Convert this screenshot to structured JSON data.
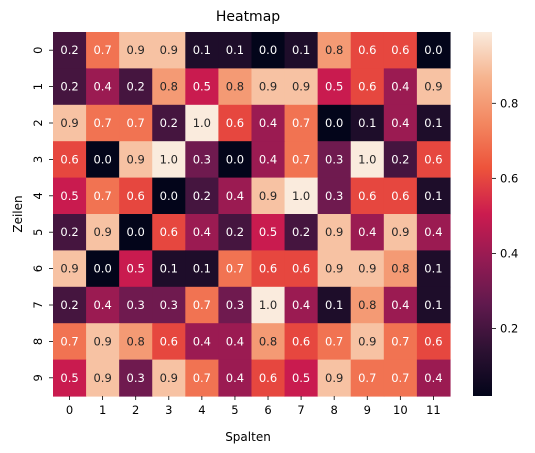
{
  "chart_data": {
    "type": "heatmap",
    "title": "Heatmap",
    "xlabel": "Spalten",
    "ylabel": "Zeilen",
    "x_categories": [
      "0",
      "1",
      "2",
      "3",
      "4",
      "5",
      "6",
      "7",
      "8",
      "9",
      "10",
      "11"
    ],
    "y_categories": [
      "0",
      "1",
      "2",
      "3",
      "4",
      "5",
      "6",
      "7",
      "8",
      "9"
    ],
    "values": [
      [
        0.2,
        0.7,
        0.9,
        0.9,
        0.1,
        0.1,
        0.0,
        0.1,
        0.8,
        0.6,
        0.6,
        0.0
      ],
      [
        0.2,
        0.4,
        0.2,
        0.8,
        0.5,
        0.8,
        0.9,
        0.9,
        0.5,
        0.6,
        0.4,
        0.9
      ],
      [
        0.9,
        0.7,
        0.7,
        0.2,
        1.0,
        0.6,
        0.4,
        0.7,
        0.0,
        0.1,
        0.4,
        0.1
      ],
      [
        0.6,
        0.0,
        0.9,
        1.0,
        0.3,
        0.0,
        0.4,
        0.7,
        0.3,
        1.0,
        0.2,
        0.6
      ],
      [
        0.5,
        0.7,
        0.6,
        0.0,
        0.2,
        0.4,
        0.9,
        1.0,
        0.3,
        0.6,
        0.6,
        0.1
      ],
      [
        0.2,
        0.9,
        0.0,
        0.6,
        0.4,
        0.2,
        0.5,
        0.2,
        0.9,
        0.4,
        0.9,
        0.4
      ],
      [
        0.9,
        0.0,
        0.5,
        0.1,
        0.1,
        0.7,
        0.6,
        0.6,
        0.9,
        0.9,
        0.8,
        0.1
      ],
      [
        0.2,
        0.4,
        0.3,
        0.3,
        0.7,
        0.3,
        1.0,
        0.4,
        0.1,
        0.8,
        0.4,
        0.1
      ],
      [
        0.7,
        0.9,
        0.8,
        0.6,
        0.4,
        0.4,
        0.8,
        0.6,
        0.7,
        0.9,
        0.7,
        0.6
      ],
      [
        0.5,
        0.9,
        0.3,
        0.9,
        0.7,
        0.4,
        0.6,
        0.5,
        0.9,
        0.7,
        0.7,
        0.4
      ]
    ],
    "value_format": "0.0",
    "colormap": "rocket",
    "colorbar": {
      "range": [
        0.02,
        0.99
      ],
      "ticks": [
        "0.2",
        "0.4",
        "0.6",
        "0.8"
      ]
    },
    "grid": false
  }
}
+ + + + +
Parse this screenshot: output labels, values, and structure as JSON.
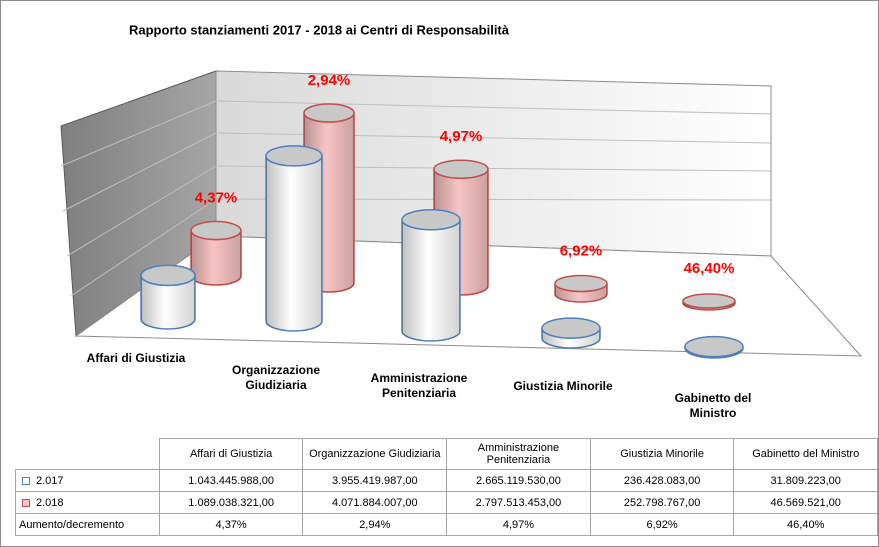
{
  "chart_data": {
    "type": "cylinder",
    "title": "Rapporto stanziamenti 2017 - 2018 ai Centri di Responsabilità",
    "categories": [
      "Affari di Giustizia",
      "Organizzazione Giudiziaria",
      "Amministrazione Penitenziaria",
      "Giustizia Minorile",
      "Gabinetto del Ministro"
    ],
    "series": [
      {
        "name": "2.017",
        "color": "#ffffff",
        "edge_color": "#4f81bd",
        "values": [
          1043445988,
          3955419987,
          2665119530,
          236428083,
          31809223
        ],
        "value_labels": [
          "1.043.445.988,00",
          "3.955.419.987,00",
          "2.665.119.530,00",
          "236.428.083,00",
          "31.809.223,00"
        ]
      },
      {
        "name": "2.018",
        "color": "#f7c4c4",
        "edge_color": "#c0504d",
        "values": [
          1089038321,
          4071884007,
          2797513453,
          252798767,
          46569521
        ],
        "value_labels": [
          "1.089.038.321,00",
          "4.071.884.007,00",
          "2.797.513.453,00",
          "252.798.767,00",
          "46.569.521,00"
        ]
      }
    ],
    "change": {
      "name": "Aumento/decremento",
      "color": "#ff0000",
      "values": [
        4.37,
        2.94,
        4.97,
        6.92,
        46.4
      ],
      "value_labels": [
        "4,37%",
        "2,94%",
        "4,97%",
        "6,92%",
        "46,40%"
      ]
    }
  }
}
+ + + + +
What the task requires :: Your answer should be a single number: the count of lines in these records that hold the string "title".

Exercise output :: 2